## SOURCE MATERIAL
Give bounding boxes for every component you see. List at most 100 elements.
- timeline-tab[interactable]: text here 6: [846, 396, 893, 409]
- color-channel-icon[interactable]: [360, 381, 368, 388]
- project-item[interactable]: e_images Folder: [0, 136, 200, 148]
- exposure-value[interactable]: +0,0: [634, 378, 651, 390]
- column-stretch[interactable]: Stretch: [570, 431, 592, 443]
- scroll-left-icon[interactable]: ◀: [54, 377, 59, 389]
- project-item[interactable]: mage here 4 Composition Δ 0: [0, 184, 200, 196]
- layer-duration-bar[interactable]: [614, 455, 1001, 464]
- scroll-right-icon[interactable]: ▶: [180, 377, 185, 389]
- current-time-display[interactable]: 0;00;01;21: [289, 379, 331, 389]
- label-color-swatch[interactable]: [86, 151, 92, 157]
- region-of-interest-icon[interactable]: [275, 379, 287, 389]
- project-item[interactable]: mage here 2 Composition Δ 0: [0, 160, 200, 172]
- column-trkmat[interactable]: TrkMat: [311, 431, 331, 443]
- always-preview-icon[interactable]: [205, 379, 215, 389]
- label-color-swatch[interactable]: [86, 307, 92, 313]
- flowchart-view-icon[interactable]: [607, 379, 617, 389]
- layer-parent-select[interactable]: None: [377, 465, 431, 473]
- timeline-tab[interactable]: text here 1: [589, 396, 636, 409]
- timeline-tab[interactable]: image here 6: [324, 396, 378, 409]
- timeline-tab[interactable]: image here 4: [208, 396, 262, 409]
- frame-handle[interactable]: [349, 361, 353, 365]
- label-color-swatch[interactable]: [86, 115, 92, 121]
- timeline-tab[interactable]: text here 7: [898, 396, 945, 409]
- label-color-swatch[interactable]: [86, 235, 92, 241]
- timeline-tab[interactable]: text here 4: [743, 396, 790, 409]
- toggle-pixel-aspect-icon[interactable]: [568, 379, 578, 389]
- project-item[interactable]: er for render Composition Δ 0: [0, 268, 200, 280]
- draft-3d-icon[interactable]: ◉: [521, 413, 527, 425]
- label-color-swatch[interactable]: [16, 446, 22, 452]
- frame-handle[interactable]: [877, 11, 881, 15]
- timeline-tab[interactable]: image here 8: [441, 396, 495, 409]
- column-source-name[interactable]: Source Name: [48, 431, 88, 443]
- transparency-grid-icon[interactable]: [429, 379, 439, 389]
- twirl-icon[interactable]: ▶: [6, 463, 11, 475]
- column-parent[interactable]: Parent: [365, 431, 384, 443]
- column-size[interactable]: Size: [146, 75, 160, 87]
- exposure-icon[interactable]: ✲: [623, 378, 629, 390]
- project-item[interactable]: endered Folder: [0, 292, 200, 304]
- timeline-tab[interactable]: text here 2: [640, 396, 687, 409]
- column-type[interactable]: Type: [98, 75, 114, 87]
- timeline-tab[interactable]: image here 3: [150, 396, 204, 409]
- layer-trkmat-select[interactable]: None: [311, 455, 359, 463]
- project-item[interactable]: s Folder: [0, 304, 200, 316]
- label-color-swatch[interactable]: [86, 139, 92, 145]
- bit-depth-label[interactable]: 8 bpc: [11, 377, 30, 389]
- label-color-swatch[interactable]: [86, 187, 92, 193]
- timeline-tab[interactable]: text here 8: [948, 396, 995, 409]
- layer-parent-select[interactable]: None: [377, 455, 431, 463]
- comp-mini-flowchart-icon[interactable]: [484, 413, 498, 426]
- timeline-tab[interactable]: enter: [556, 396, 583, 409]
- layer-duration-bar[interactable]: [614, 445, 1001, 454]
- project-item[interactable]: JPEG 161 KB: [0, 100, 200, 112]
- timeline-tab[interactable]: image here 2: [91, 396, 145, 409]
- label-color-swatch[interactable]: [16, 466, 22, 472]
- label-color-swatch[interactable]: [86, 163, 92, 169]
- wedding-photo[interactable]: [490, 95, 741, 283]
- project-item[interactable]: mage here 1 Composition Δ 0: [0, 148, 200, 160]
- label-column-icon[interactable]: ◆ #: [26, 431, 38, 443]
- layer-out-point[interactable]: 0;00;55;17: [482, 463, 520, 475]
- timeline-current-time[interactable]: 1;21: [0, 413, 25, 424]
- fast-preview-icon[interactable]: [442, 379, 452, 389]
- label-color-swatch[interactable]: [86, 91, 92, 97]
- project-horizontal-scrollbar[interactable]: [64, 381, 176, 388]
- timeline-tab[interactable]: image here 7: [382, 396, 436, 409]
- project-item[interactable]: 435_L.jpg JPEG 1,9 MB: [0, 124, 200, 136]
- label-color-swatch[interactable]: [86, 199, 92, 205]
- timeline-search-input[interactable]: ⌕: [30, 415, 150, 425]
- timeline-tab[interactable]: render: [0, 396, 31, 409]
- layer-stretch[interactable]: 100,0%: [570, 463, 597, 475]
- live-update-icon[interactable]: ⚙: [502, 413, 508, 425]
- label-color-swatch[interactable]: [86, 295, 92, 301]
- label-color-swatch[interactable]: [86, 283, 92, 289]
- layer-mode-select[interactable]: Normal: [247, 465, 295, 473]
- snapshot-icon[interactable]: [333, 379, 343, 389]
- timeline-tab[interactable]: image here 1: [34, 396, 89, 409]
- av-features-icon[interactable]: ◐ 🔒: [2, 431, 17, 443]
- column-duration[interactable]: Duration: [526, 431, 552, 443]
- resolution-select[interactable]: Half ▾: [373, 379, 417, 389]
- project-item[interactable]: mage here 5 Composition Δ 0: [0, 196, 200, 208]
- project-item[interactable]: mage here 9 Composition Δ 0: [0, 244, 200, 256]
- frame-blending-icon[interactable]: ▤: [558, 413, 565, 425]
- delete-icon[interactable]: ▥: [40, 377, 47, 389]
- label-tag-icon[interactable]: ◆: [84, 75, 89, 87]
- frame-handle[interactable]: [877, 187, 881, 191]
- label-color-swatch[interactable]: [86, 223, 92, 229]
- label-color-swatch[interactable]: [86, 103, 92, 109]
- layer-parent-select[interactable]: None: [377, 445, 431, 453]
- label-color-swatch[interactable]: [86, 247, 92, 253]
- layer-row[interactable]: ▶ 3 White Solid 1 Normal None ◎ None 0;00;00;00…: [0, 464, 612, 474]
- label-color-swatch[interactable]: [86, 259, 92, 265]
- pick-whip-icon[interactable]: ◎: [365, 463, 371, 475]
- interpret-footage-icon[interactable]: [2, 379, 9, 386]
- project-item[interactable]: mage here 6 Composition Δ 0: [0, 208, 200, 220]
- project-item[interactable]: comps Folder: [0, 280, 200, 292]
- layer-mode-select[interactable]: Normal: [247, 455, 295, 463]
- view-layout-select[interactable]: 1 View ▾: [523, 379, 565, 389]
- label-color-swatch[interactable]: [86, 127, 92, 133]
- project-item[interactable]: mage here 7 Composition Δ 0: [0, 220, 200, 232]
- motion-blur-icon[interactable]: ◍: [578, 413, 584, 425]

## TASK PROMPT
Could you replace "bounding boxes" with "box coordinates" in the records above and write them out again, leaving everything else unchanged?

## CORRECT RESPONSE
Give box coordinates for every component you see. List at most 100 elements.
- timeline-tab[interactable]: text here 6: [846, 396, 893, 409]
- color-channel-icon[interactable]: [360, 381, 368, 388]
- project-item[interactable]: e_images Folder: [0, 136, 200, 148]
- exposure-value[interactable]: +0,0: [634, 378, 651, 390]
- column-stretch[interactable]: Stretch: [570, 431, 592, 443]
- scroll-left-icon[interactable]: ◀: [54, 377, 59, 389]
- project-item[interactable]: mage here 4 Composition Δ 0: [0, 184, 200, 196]
- layer-duration-bar[interactable]: [614, 455, 1001, 464]
- scroll-right-icon[interactable]: ▶: [180, 377, 185, 389]
- current-time-display[interactable]: 0;00;01;21: [289, 379, 331, 389]
- label-color-swatch[interactable]: [86, 151, 92, 157]
- region-of-interest-icon[interactable]: [275, 379, 287, 389]
- project-item[interactable]: mage here 2 Composition Δ 0: [0, 160, 200, 172]
- column-trkmat[interactable]: TrkMat: [311, 431, 331, 443]
- always-preview-icon[interactable]: [205, 379, 215, 389]
- label-color-swatch[interactable]: [86, 307, 92, 313]
- flowchart-view-icon[interactable]: [607, 379, 617, 389]
- layer-parent-select[interactable]: None: [377, 465, 431, 473]
- timeline-tab[interactable]: text here 1: [589, 396, 636, 409]
- timeline-tab[interactable]: image here 6: [324, 396, 378, 409]
- timeline-tab[interactable]: image here 4: [208, 396, 262, 409]
- frame-handle[interactable]: [349, 361, 353, 365]
- label-color-swatch[interactable]: [86, 115, 92, 121]
- timeline-tab[interactable]: text here 7: [898, 396, 945, 409]
- label-color-swatch[interactable]: [86, 235, 92, 241]
- timeline-tab[interactable]: text here 4: [743, 396, 790, 409]
- toggle-pixel-aspect-icon[interactable]: [568, 379, 578, 389]
- project-item[interactable]: er for render Composition Δ 0: [0, 268, 200, 280]
- draft-3d-icon[interactable]: ◉: [521, 413, 527, 425]
- label-color-swatch[interactable]: [16, 446, 22, 452]
- frame-handle[interactable]: [877, 11, 881, 15]
- timeline-tab[interactable]: image here 8: [441, 396, 495, 409]
- column-source-name[interactable]: Source Name: [48, 431, 88, 443]
- transparency-grid-icon[interactable]: [429, 379, 439, 389]
- twirl-icon[interactable]: ▶: [6, 463, 11, 475]
- column-parent[interactable]: Parent: [365, 431, 384, 443]
- column-size[interactable]: Size: [146, 75, 160, 87]
- exposure-icon[interactable]: ✲: [623, 378, 629, 390]
- project-item[interactable]: endered Folder: [0, 292, 200, 304]
- timeline-tab[interactable]: text here 2: [640, 396, 687, 409]
- column-type[interactable]: Type: [98, 75, 114, 87]
- timeline-tab[interactable]: image here 3: [150, 396, 204, 409]
- layer-trkmat-select[interactable]: None: [311, 455, 359, 463]
- project-item[interactable]: s Folder: [0, 304, 200, 316]
- label-color-swatch[interactable]: [86, 139, 92, 145]
- bit-depth-label[interactable]: 8 bpc: [11, 377, 30, 389]
- label-color-swatch[interactable]: [86, 187, 92, 193]
- timeline-tab[interactable]: text here 8: [948, 396, 995, 409]
- layer-parent-select[interactable]: None: [377, 455, 431, 463]
- comp-mini-flowchart-icon[interactable]: [484, 413, 498, 426]
- timeline-tab[interactable]: enter: [556, 396, 583, 409]
- layer-duration-bar[interactable]: [614, 445, 1001, 454]
- project-item[interactable]: JPEG 161 KB: [0, 100, 200, 112]
- timeline-tab[interactable]: image here 2: [91, 396, 145, 409]
- label-color-swatch[interactable]: [16, 466, 22, 472]
- label-color-swatch[interactable]: [86, 163, 92, 169]
- wedding-photo[interactable]: [490, 95, 741, 283]
- project-item[interactable]: mage here 1 Composition Δ 0: [0, 148, 200, 160]
- label-column-icon[interactable]: ◆ #: [26, 431, 38, 443]
- layer-out-point[interactable]: 0;00;55;17: [482, 463, 520, 475]
- timeline-current-time[interactable]: 1;21: [0, 413, 25, 424]
- fast-preview-icon[interactable]: [442, 379, 452, 389]
- label-color-swatch[interactable]: [86, 91, 92, 97]
- project-horizontal-scrollbar[interactable]: [64, 381, 176, 388]
- timeline-tab[interactable]: image here 7: [382, 396, 436, 409]
- project-item[interactable]: 435_L.jpg JPEG 1,9 MB: [0, 124, 200, 136]
- label-color-swatch[interactable]: [86, 199, 92, 205]
- timeline-search-input[interactable]: ⌕: [30, 415, 150, 425]
- timeline-tab[interactable]: render: [0, 396, 31, 409]
- layer-stretch[interactable]: 100,0%: [570, 463, 597, 475]
- live-update-icon[interactable]: ⚙: [502, 413, 508, 425]
- label-color-swatch[interactable]: [86, 295, 92, 301]
- label-color-swatch[interactable]: [86, 283, 92, 289]
- layer-mode-select[interactable]: Normal: [247, 465, 295, 473]
- snapshot-icon[interactable]: [333, 379, 343, 389]
- timeline-tab[interactable]: image here 1: [34, 396, 89, 409]
- av-features-icon[interactable]: ◐ 🔒: [2, 431, 17, 443]
- column-duration[interactable]: Duration: [526, 431, 552, 443]
- resolution-select[interactable]: Half ▾: [373, 379, 417, 389]
- project-item[interactable]: mage here 5 Composition Δ 0: [0, 196, 200, 208]
- project-item[interactable]: mage here 9 Composition Δ 0: [0, 244, 200, 256]
- frame-blending-icon[interactable]: ▤: [558, 413, 565, 425]
- delete-icon[interactable]: ▥: [40, 377, 47, 389]
- label-tag-icon[interactable]: ◆: [84, 75, 89, 87]
- frame-handle[interactable]: [877, 187, 881, 191]
- label-color-swatch[interactable]: [86, 223, 92, 229]
- label-color-swatch[interactable]: [86, 103, 92, 109]
- layer-parent-select[interactable]: None: [377, 445, 431, 453]
- label-color-swatch[interactable]: [86, 247, 92, 253]
- layer-row[interactable]: ▶ 3 White Solid 1 Normal None ◎ None 0;00;00;00…: [0, 464, 612, 474]
- label-color-swatch[interactable]: [86, 259, 92, 265]
- pick-whip-icon[interactable]: ◎: [365, 463, 371, 475]
- interpret-footage-icon[interactable]: [2, 379, 9, 386]
- project-item[interactable]: mage here 6 Composition Δ 0: [0, 208, 200, 220]
- project-item[interactable]: comps Folder: [0, 280, 200, 292]
- layer-mode-select[interactable]: Normal: [247, 455, 295, 463]
- view-layout-select[interactable]: 1 View ▾: [523, 379, 565, 389]
- label-color-swatch[interactable]: [86, 127, 92, 133]
- project-item[interactable]: mage here 7 Composition Δ 0: [0, 220, 200, 232]
- motion-blur-icon[interactable]: ◍: [578, 413, 584, 425]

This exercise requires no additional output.